▶ THE PROBLEM
Pick out every line of the entries below where "사용하였다" occurs, and copy those lines.

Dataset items
──────────

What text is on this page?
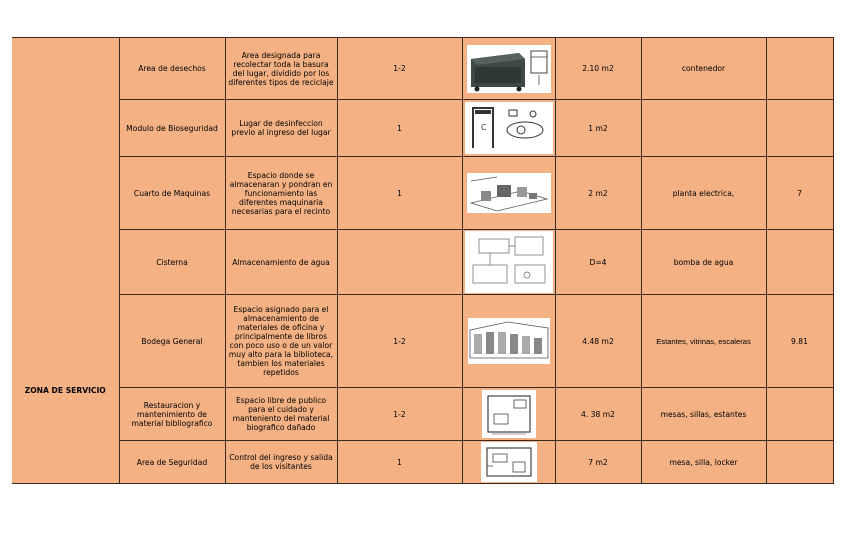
ZONA DE SERVICIO	Area de desechos	Area designada para recolectar toda la basura del lugar, dividido por los diferentes tipos de reciclaje	1-2		2.10 m2	contenedor	
	Modulo de Bioseguridad	Lugar de desinfeccion previo al ingreso del lugar	1	C	1 m2		
	Cuarto de Maquinas	Espacio donde se almacenaran y pondran en funcionamiento las diferentes maquinaria necesarias para el recinto	1		2 m2	planta electrica,	7
	Cisterna	Almacenamiento de agua			D=4	bomba de agua	
	Bodega General	Espacio asignado para el almacenamiento de materiales de oficina y principalmente de libros con poco uso o de un valor muy alto para la biblioteca, tambien los materiales repetidos	1-2		4.48 m2	Estantes, vitrinas, escaleras	9.81
	Restauracion y mantenimiento de material bibliografico	Espacio libre de publico para el cuidado y manteniento del material biografico dañado	1-2		4. 38 m2	mesas, sillas, estantes	
	Area de Seguridad	Control del ingreso y salida de los visitantes	1		7 m2	mesa, silla, locker	
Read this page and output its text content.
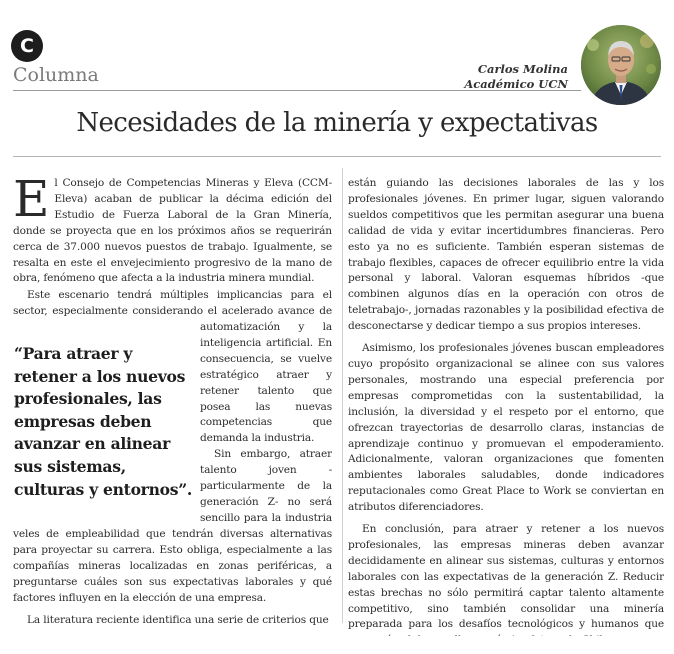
C
Columna	Carlos Molina
Académico UCN
Necesidades de la minería y expectativas

El Consejo de Competencias Mineras y Eleva (CCM-Eleva) acaban de publicar la décima edición del Estudio de Fuerza Laboral de la Gran Minería, donde se proyecta que en los próximos años se requerirán cerca de 37.000 nuevos puestos de trabajo. Igualmente, se resalta en este el envejecimiento progresivo de la mano de obra, fenómeno que afecta a la industria minera mundial.

Este escenario tendrá múltiples implicancias para el sector, especialmente considerando el acelerado avance de

automatización y la inteligencia artificial. En consecuencia, se vuelve estratégico atraer y retener talento que posea las nuevas competencias que demanda la industria.

Sin embargo, atraer talento joven -particularmente de la generación Z- no será sencillo para la industria

“Para atraer y retener a los nuevos profesionales, las empresas deben avanzar en alinear sus sistemas, culturas y entornos”.

veles de empleabilidad que tendrán diversas alternativas para proyectar su carrera. Esto obliga, especialmente a las compañías mineras localizadas en zonas periféricas, a preguntarse cuáles son sus expectativas laborales y qué factores influyen en la elección de una empresa.

La literatura reciente identifica una serie de criterios que

están guiando las decisiones laborales de las y los profesionales jóvenes. En primer lugar, siguen valorando sueldos competitivos que les permitan asegurar una buena calidad de vida y evitar incertidumbres financieras. Pero esto ya no es suficiente. También esperan sistemas de trabajo flexibles, capaces de ofrecer equilibrio entre la vida personal y laboral. Valoran esquemas híbridos -que combinen algunos días en la operación con otros de teletrabajo-, jornadas razonables y la posibilidad efectiva de desconectarse y dedicar tiempo a sus propios intereses.

Asimismo, los profesionales jóvenes buscan empleadores cuyo propósito organizacional se alinee con sus valores personales, mostrando una especial preferencia por empresas comprometidas con la sustentabilidad, la inclusión, la diversidad y el respeto por el entorno, que ofrezcan trayectorias de desarrollo claras, instancias de aprendizaje continuo y promuevan el empoderamiento. Adicionalmente, valoran organizaciones que fomenten ambientes laborales saludables, donde indicadores reputacionales como Great Place to Work se conviertan en atributos diferenciadores.

En conclusión, para atraer y retener a los nuevos profesionales, las empresas mineras deben avanzar decididamente en alinear sus sistemas, culturas y entornos laborales con las expectativas de la generación Z. Reducir estas brechas no sólo permitirá captar talento altamente competitivo, sino también consolidar una minería preparada para los desafíos tecnológicos y humanos que
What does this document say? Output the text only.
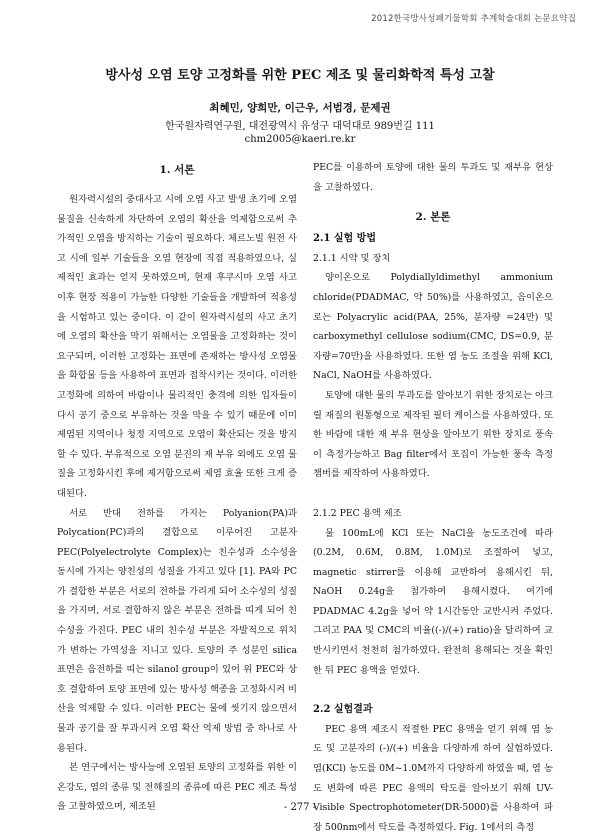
2012한국방사성폐기물학회 추계학술대회 논문요약집
방사성 오염 토양 고정화를 위한 PEC 제조 및 물리화학적 특성 고찰
최혜민, 양희만, 이근우, 서범경, 문제권
한국원자력연구원, 대전광역시 유성구 대덕대로 989번길 111
chm2005@kaeri.re.kr
1. 서론

원자력시설의 중대사고 시에 오염 사고 발생 초기에 오염물질을 신속하게 차단하여 오염의 확산을 억제함으로써 추가적인 오염을 방지하는 기술이 필요하다. 체르노빌 원전 사고 시에 일부 기술들을 오염 현장에 직접 적용하였으나, 실제적인 효과는 얻지 못하였으며, 현재 후쿠시마 오염 사고 이후 현장 적용이 가능한 다양한 기술들을 개발하여 적용성을 시험하고 있는 중이다. 이 같이 원자력시설의 사고 초기에 오염의 확산을 막기 위해서는 오염물을 고정화하는 것이 요구되며, 이러한 고정화는 표면에 존재하는 방사성 오염물을 화합물 등을 사용하여 표면과 접착시키는 것이다. 이러한 고정화에 의하여 바람이나 물리적인 충격에 의한 입자들이 다시 공기 중으로 부유하는 것을 막을 수 있기 때문에 이미 제염된 지역이나 청정 지역으로 오염이 확산되는 것을 방지할 수 있다. 부유적으로 오염 분진의 재 부유 외에도 오염 물질을 고정화시킨 후에 제거함으로써 제염 효율 또한 크게 증대된다.

서로 반대 전하를 가지는 Polyanion(PA)과 Polycation(PC)과의 결합으로 이루어진 고분자 PEC(Polyelectrolyte Complex)는 친수성과 소수성을 동시에 가지는 양친성의 성질을 가지고 있다 [1]. PA와 PC가 결합한 부분은 서로의 전하를 가리게 되어 소수성의 성질을 가지며, 서로 결합하지 않은 부분은 전하를 띠게 되어 친수성을 가진다. PEC 내의 친수성 부분은 자발적으로 위치가 변하는 가역성을 지니고 있다. 토양의 주 성분인 silica 표면은 음전하를 띠는 silanol group이 있어 위 PEC와 상호 결합하여 토양 표면에 있는 방사성 핵종을 고정화시켜 비산을 억제할 수 있다. 이러한 PEC는 물에 씻기지 않으면서 물과 공기를 잘 투과시켜 오염 확산 억제 방법 중 하나로 사용된다.

본 연구에서는 방사능에 오염된 토양의 고정화를 위한 이온강도, 염의 종류 및 전해질의 종류에 따른 PEC 제조 특성을 고찰하였으며, 제조된

PEC를 이용하여 토양에 대한 물의 투과도 및 재부유 현상을 고찰하였다.

2. 본론
2.1 실험 방법
2.1.1 시약 및 장치

양이온으로 Polydiallyldimethyl ammonium chloride(PDADMAC, 약 50%)를 사용하였고, 음이온으로는 Polyacrylic acid(PAA, 25%, 분자량 =24만) 및 carboxymethyl cellulose sodium(CMC, DS=0.9, 분자량=70만)을 사용하였다. 또한 염 농도 조절을 위해 KCl, NaCl, NaOH를 사용하였다.

토양에 대한 물의 투과도를 알아보기 위한 장치로는 아크릴 재질의 원통형으로 제작된 필터 케이스를 사용하였다. 또한 바람에 대한 재 부유 현상을 알아보기 위한 장치로 풍속이 측정가능하고 Bag filter에서 포집이 가능한 풍속 측정 챔버를 제작하여 사용하였다.

2.1.2 PEC 용액 제조

물 100mL에 KCl 또는 NaCl을 농도조건에 따라(0.2M, 0.6M, 0.8M, 1.0M)로 조절하여 넣고, magnetic stirrer를 이용해 교반하여 용해시킨 뒤, NaOH 0.24g을 첨가하여 용해시켰다. 여기에 PDADMAC 4.2g을 넣어 약 1시간동안 교반시켜 주었다. 그리고 PAA 및 CMC의 비율((-)/(+) ratio)을 달리하여 교반시키면서 천천히 첨가하였다. 완전히 용해되는 것을 확인한 뒤 PEC 용액을 얻었다.

2.2 실험결과

PEC 용액 제조시 적절한 PEC 용액을 얻기 위해 염 농도 및 고분자의 (-)/(+) 비율을 다양하게 하여 실험하였다. 염(KCl) 농도를 0M~1.0M까지 다양하게 하였을 때, 염 농도 변화에 따른 PEC 용액의 탁도를 알아보기 위해 UV-Visible Spectrophotometer(DR-5000)를 사용하여 파장 500nm에서 탁도를 측정하였다. Fig. 1에서의 측정

- 277 -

──────────

▶ PROBLEM SOLUTION
양이온으로 Polydiallyldimethyl ammonium chloride(PDADMAC, 약 50%)를 사용하였고, 음이온으로는 Polyacrylic acid(PAA, 25%, 분자량 =24만) 및 carboxymethyl cellulose sodium(CMC, DS=0.9, 분자량=70만)을 사용하였다. 또한 염 농도 조절을 위해 KCl, NaCl, NaOH를 사용하였다.
토양에 대한 물의 투과도를 알아보기 위한 장치로는 아크릴 재질의 원통형으로 제작된 필터 케이스를 사용하였다. 또한 바람에 대한 재 부유 현상을 알아보기 위한 장치로 풍속이 측정가능하고 Bag filter에서 포집이 가능한 풍속 측정 챔버를 제작하여 사용하였다.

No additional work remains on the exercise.